[Records from a data collection]
========
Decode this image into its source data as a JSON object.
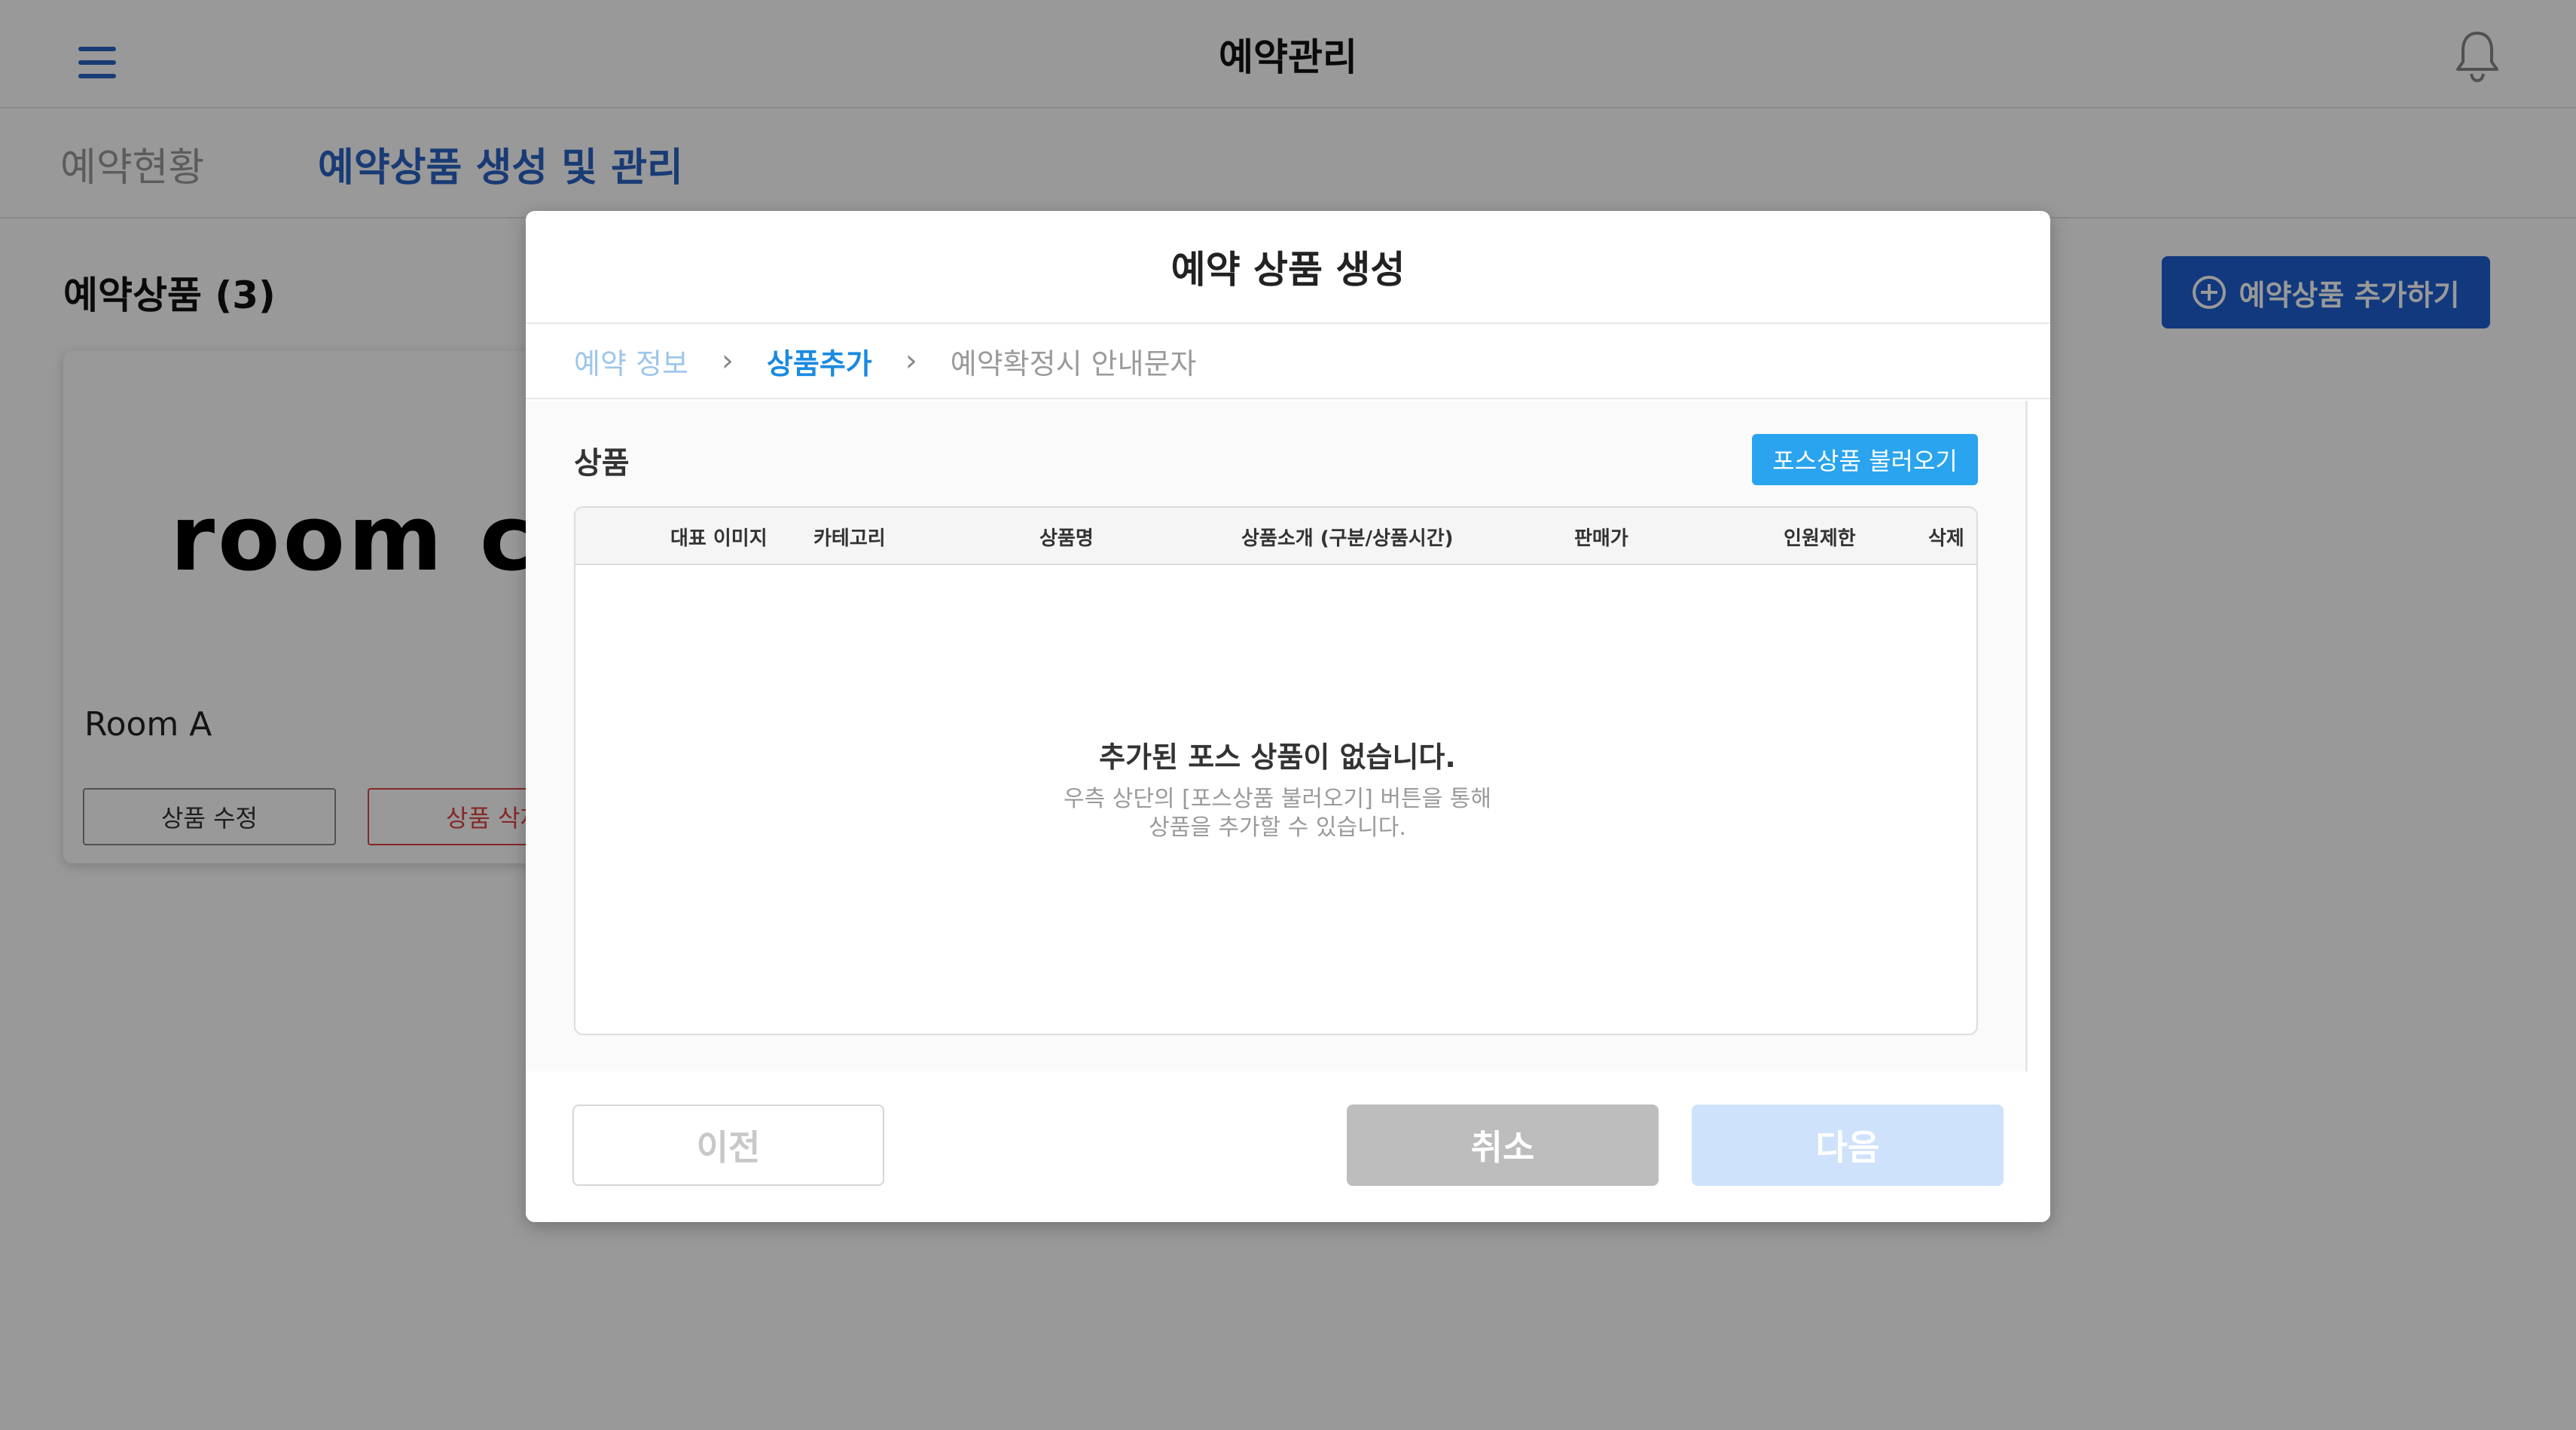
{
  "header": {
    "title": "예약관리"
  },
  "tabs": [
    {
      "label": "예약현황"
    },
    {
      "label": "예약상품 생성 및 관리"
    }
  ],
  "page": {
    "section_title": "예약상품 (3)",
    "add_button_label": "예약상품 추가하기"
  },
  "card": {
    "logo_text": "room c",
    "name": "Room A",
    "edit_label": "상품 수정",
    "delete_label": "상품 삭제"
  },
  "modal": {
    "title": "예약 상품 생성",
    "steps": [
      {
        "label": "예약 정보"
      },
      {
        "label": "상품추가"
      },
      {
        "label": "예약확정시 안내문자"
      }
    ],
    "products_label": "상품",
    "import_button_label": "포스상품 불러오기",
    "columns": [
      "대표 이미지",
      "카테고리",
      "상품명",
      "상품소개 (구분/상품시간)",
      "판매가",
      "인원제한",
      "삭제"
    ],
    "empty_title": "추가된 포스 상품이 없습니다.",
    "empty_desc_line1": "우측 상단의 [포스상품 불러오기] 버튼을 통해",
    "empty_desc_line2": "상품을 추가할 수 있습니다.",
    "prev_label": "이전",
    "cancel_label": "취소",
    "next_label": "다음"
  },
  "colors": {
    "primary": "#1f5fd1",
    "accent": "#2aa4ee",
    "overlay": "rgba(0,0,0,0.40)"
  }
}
========
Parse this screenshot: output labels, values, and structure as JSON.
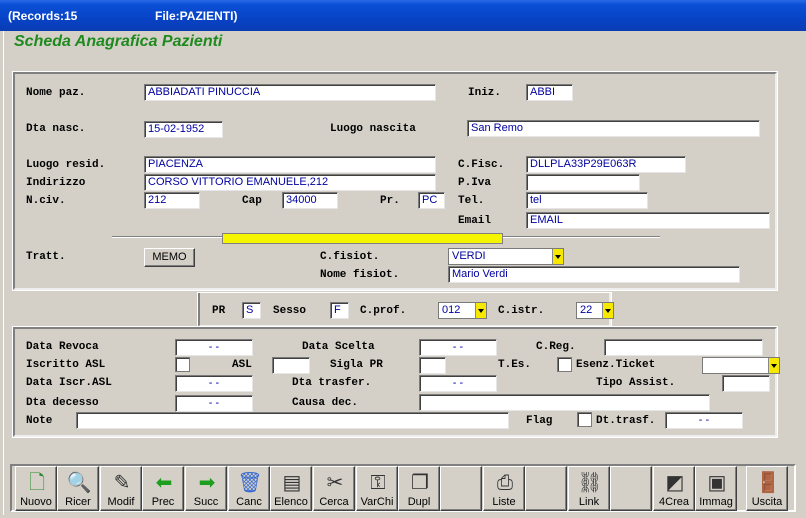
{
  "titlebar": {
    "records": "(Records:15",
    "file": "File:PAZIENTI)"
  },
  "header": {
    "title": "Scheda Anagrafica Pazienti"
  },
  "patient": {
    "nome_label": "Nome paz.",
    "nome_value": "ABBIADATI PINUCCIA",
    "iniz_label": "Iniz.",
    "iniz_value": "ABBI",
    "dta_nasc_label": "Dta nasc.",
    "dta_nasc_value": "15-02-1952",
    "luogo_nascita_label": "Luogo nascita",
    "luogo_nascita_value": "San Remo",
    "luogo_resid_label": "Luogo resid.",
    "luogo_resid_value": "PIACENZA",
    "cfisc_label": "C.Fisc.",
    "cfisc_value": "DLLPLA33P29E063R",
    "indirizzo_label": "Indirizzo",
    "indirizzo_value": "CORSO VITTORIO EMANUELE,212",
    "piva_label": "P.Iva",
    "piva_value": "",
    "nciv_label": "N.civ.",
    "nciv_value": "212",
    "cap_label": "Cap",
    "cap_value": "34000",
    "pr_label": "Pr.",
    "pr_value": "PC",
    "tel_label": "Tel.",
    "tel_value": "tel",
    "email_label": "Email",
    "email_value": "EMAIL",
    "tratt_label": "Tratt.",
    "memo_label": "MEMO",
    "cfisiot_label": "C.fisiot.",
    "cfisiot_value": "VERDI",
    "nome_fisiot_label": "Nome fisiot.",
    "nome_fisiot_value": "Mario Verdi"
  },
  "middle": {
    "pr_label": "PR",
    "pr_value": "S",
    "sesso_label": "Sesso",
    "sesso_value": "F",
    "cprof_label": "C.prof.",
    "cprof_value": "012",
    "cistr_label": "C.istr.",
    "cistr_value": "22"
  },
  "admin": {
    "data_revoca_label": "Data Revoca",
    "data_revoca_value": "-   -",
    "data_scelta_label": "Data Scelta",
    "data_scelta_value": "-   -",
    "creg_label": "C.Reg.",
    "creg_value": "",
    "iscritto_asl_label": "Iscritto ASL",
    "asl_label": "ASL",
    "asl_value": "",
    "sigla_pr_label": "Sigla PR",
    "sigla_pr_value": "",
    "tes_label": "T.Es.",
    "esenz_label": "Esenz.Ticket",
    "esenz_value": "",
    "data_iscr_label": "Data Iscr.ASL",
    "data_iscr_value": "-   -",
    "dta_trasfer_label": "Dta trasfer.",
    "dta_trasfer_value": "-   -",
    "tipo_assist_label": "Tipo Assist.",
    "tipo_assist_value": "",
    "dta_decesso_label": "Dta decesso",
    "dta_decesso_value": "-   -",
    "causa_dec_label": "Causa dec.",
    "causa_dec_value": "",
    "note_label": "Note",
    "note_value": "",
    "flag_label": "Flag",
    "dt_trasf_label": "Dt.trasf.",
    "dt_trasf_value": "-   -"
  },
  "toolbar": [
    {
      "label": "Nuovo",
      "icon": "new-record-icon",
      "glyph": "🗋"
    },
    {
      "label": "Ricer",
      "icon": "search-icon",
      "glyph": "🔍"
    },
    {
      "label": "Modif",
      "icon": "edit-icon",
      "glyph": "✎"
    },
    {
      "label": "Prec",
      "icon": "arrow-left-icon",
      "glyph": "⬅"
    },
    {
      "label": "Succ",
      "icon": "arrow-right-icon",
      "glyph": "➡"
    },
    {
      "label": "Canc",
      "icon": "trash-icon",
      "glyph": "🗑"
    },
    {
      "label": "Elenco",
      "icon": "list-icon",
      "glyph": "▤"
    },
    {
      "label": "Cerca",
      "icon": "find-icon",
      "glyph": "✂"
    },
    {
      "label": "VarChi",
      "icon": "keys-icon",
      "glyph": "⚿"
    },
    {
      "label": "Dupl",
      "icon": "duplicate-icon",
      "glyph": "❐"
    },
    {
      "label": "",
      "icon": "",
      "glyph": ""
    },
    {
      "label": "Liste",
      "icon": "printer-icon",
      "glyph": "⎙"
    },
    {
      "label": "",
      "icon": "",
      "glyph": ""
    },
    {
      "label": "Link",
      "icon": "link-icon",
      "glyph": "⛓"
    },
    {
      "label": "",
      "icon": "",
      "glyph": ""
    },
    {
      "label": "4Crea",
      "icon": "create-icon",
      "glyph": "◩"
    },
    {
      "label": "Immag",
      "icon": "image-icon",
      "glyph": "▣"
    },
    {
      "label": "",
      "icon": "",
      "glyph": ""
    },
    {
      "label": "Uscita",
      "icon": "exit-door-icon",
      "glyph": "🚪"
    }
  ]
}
========
GIVEN TASK » List each line of the records that holds the string "arrow".

FULL ANSWER »
      "icon": "arrow-left-icon",
      "icon": "arrow-right-icon",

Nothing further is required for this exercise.